WHAT YOU HAVE TO DO: What is the number of lines containing the word "piControl"? Please answer with that number and nothing more.

Entries with figure data:
----------------

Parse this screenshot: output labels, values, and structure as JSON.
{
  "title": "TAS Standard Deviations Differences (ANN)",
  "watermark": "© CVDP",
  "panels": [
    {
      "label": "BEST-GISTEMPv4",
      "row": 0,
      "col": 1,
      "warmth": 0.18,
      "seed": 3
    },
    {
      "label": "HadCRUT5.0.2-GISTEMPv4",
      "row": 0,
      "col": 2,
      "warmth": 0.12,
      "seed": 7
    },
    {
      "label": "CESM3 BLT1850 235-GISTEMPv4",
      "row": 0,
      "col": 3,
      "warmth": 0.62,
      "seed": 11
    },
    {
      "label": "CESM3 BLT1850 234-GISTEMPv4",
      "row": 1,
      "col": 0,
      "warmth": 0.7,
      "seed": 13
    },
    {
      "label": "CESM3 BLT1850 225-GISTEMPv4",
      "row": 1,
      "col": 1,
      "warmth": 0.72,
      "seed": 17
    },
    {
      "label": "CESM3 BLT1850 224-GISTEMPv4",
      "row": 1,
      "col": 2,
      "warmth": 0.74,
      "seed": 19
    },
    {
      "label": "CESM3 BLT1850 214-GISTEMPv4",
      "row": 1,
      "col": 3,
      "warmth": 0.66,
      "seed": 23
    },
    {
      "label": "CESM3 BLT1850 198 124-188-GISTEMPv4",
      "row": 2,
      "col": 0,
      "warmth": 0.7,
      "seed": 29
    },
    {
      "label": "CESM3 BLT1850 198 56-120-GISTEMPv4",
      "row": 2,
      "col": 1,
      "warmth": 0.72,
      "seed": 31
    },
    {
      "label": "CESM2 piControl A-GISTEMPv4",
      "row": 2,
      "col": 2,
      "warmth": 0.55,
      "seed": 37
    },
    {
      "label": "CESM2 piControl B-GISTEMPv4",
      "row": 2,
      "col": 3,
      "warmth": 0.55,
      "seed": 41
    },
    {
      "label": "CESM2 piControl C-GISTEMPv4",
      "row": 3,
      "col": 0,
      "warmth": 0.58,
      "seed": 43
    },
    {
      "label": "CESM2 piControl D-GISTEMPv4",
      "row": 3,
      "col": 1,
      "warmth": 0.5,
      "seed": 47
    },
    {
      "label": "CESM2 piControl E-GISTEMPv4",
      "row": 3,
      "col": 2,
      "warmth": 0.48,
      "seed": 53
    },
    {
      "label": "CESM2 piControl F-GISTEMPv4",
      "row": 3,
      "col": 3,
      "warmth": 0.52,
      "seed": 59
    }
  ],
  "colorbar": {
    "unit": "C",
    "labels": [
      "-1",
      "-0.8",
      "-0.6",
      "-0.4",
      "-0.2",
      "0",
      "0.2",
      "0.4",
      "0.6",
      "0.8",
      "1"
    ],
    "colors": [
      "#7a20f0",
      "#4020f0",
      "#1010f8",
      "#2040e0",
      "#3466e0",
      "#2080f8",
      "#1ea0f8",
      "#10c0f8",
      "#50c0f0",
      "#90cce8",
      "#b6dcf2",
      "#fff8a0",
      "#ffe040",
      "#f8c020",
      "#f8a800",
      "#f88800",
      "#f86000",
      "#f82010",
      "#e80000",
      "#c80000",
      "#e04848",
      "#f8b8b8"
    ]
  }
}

----------------

FINISHED EXERCISE: 6